**GIVEN INSTRUCTION:**
Filter the entries and keep only the lines where the string "rest" appears.

**STORED ROWS:**
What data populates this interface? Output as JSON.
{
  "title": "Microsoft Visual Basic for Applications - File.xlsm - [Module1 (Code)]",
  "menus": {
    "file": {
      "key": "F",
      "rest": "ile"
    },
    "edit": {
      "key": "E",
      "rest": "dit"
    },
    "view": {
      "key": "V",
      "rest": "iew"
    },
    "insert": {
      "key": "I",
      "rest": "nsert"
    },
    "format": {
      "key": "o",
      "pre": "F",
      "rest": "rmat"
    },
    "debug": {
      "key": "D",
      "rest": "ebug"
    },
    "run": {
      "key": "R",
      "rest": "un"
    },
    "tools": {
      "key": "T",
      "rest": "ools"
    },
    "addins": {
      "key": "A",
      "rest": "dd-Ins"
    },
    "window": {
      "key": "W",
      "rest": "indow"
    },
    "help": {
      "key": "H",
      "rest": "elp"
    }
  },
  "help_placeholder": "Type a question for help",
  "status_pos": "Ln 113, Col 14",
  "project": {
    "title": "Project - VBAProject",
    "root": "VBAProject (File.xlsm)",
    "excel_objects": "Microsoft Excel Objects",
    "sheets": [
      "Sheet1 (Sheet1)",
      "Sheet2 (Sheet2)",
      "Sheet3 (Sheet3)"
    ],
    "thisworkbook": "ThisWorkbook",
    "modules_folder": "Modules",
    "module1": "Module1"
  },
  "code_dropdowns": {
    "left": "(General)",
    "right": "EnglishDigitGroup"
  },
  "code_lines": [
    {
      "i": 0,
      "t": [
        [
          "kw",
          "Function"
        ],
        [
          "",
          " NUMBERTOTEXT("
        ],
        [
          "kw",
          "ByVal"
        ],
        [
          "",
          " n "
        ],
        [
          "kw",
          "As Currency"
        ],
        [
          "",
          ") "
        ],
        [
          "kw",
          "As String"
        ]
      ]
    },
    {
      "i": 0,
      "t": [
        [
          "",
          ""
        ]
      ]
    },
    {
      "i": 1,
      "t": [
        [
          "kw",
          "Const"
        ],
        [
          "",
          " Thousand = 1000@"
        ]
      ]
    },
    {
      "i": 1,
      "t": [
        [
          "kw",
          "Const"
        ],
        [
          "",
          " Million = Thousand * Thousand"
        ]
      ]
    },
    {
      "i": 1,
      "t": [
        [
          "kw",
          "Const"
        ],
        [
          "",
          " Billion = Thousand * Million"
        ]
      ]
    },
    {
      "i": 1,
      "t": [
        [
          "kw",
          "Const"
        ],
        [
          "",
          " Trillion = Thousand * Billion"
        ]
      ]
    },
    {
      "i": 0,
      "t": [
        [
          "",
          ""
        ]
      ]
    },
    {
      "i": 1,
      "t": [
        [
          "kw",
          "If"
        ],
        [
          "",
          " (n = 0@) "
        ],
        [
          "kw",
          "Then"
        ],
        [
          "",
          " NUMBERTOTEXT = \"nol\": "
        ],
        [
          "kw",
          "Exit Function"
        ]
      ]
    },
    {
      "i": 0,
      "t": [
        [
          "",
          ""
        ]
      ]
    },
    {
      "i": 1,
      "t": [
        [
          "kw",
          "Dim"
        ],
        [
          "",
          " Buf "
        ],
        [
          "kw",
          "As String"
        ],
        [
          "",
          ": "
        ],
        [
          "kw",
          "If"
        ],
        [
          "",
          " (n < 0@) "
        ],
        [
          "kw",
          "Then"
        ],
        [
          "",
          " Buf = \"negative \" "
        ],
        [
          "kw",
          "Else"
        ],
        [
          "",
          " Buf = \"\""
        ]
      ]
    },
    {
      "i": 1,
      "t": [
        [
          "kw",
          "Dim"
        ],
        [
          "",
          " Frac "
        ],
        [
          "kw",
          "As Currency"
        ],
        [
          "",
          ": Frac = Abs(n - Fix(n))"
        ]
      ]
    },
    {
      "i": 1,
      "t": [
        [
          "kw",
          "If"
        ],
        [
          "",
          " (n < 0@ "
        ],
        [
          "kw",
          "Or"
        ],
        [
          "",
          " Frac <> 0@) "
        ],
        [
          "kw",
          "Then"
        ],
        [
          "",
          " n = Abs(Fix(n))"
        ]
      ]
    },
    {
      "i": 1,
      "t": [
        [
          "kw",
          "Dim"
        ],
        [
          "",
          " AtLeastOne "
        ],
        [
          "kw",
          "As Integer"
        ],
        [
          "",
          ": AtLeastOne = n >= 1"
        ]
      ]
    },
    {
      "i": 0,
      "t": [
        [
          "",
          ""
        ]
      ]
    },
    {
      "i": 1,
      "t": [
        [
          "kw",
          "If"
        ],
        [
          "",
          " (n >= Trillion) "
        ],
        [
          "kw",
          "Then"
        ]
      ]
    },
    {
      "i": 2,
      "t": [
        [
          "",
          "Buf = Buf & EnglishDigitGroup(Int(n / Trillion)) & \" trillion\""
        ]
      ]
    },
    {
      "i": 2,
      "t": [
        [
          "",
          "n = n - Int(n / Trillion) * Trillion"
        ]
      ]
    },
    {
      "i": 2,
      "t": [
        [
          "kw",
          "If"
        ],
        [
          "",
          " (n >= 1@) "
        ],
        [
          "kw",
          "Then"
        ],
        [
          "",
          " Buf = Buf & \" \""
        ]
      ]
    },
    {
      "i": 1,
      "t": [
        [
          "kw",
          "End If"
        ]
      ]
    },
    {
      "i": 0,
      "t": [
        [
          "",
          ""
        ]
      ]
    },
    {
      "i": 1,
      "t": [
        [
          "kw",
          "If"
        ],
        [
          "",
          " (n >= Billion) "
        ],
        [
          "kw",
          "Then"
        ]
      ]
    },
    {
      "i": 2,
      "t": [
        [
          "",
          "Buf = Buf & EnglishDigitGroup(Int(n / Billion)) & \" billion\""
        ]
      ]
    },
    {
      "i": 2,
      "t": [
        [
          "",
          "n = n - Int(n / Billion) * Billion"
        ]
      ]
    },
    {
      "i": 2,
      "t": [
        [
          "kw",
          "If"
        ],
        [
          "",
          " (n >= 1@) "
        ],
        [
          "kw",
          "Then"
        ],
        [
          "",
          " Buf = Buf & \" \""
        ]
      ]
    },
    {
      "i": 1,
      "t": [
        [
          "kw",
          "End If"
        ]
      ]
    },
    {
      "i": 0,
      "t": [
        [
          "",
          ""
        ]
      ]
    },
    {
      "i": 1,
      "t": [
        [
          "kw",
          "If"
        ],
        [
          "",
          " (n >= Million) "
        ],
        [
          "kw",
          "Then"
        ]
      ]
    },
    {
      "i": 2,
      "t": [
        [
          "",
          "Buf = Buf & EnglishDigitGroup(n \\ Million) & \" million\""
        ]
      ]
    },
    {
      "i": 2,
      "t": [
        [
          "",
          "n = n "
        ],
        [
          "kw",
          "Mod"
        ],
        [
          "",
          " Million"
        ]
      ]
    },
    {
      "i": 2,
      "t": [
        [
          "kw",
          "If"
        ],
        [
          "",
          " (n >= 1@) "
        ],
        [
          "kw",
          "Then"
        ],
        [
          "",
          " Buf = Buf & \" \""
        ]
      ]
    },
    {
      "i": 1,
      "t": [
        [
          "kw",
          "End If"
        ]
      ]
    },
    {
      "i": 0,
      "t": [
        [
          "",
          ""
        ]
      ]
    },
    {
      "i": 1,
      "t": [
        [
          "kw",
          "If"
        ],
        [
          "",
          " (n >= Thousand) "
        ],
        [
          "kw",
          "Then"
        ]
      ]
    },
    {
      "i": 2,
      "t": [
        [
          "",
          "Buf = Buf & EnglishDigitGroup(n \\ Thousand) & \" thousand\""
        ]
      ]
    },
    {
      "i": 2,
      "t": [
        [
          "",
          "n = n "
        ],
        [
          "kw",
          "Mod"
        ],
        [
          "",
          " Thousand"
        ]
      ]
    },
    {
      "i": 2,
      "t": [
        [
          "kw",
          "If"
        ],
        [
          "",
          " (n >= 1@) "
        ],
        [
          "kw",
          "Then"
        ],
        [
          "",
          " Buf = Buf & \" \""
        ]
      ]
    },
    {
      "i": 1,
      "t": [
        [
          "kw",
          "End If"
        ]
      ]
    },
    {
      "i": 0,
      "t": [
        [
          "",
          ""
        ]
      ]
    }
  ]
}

**RESPONSE TO THIS TASK:**
      "rest": "ile"
      "rest": "dit"
      "rest": "iew"
      "rest": "nsert"
      "rest": "rmat"
      "rest": "ebug"
      "rest": "un"
      "rest": "ools"
      "rest": "dd-Ins"
      "rest": "indow"
      "rest": "elp"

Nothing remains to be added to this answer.